TASK TO COMPLETE: Determine how many lines include the string "image". Output that number only.

Stored dataset items:
..............................

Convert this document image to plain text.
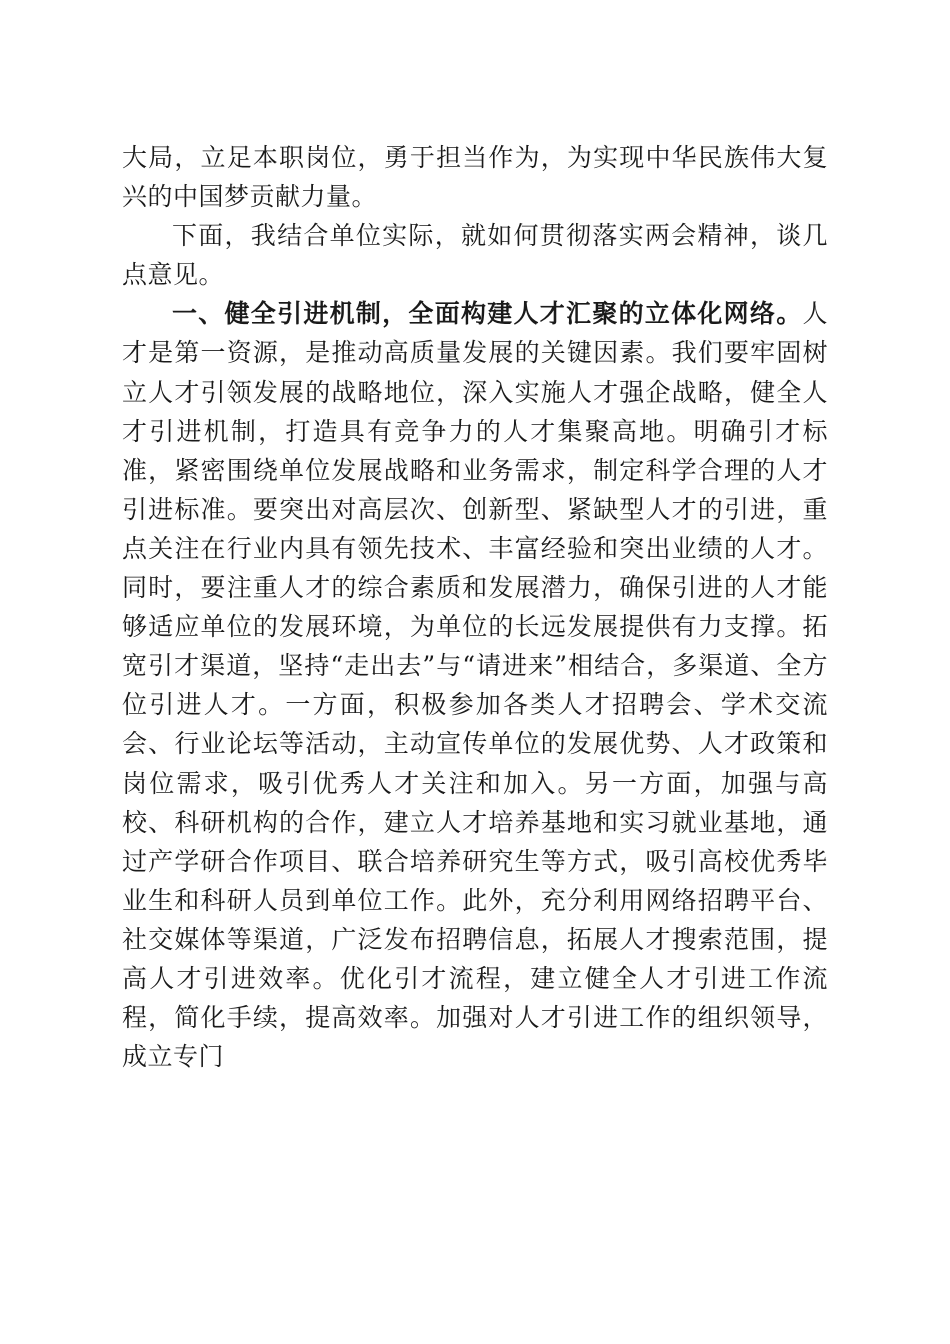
大局，立足本职岗位，勇于担当作为，为实现中华民族伟大复兴的中国梦贡献力量。

下面，我结合单位实际，就如何贯彻落实两会精神，谈几点意见。

一、健全引进机制，全面构建人才汇聚的立体化网络。人才是第一资源，是推动高质量发展的关键因素。我们要牢固树立人才引领发展的战略地位，深入实施人才强企战略，健全人才引进机制，打造具有竞争力的人才集聚高地。明确引才标准，紧密围绕单位发展战略和业务需求，制定科学合理的人才引进标准。要突出对高层次、创新型、紧缺型人才的引进，重点关注在行业内具有领先技术、丰富经验和突出业绩的人才。同时，要注重人才的综合素质和发展潜力，确保引进的人才能够适应单位的发展环境，为单位的长远发展提供有力支撑。拓宽引才渠道，坚持“走出去”与“请进来”相结合，多渠道、全方位引进人才。一方面，积极参加各类人才招聘会、学术交流会、行业论坛等活动，主动宣传单位的发展优势、人才政策和岗位需求，吸引优秀人才关注和加入。另一方面，加强与高校、科研机构的合作，建立人才培养基地和实习就业基地，通过产学研合作项目、联合培养研究生等方式，吸引高校优秀毕业生和科研人员到单位工作。此外，充分利用网络招聘平台、社交媒体等渠道，广泛发布招聘信息，拓展人才搜索范围，提高人才引进效率。优化引才流程，建立健全人才引进工作流程，简化手续，提高效率。加强对人才引进工作的组织领导，成立专门
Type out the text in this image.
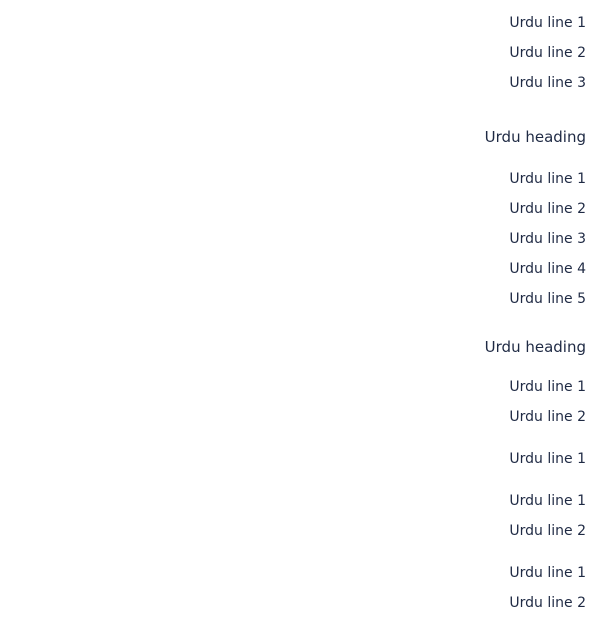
Urdu line 1
Urdu line 2
Urdu line 3
Urdu heading
Urdu line 1
Urdu line 2
Urdu line 3
Urdu line 4
Urdu line 5
Urdu heading
Urdu line 1
Urdu line 2
Urdu line 1
Urdu line 1
Urdu line 2
Urdu line 1
Urdu line 2
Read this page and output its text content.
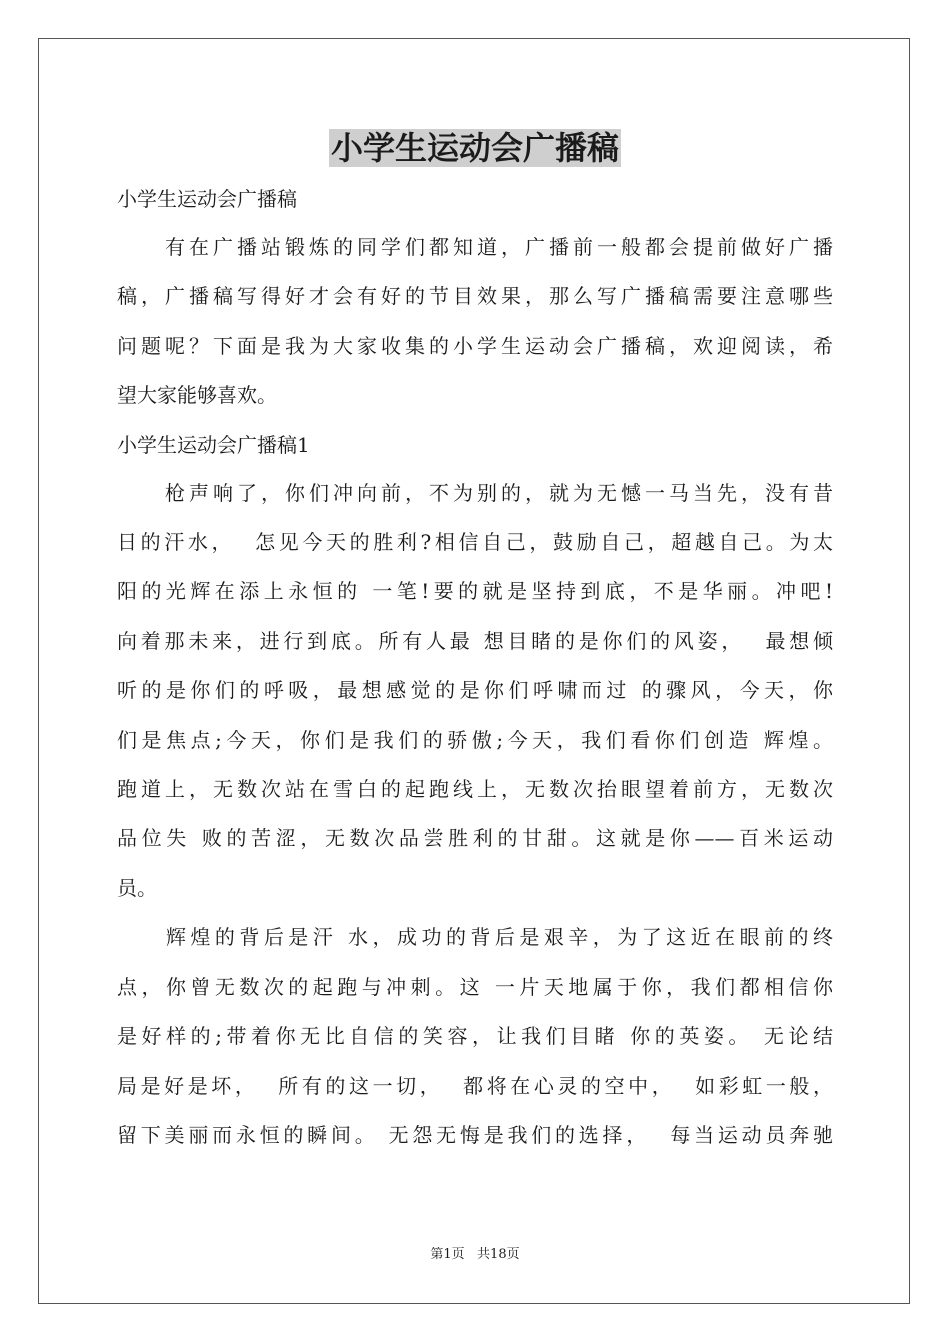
小学生运动会广播稿

小学生运动会广播稿

　　有在广播站锻炼的同学们都知道，广播前一般都会提前做好广播
稿，广播稿写得好才会有好的节目效果，那么写广播稿需要注意哪些
问题呢？下面是我为大家收集的小学生运动会广播稿，欢迎阅读，希
望大家能够喜欢。

小学生运动会广播稿1

　　枪声响了，你们冲向前，不为别的，就为无憾一马当先，没有昔
日的汗水，  怎见今天的胜利?相信自己，鼓励自己，超越自己。为太
阳的光辉在添上永恒的 一笔!要的就是坚持到底，不是华丽。冲吧!
向着那未来，进行到底。所有人最 想目睹的是你们的风姿，  最想倾
听的是你们的呼吸，最想感觉的是你们呼啸而过 的骤风，今天，你
们是焦点;今天，你们是我们的骄傲;今天，我们看你们创造 辉煌。
跑道上，无数次站在雪白的起跑线上，无数次抬眼望着前方，无数次
品位失 败的苦涩，无数次品尝胜利的甘甜。这就是你——百米运动
员。

　　辉煌的背后是汗 水，成功的背后是艰辛，为了这近在眼前的终
点，你曾无数次的起跑与冲刺。这 一片天地属于你，我们都相信你
是好样的;带着你无比自信的笑容，让我们目睹 你的英姿。 无论结
局是好是坏，  所有的这一切，  都将在心灵的空中，  如彩虹一般，
留下美丽而永恒的瞬间。 无怨无悔是我们的选择，  每当运动员奔驰

第1页   共18页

..............................

TASK RESULT: 2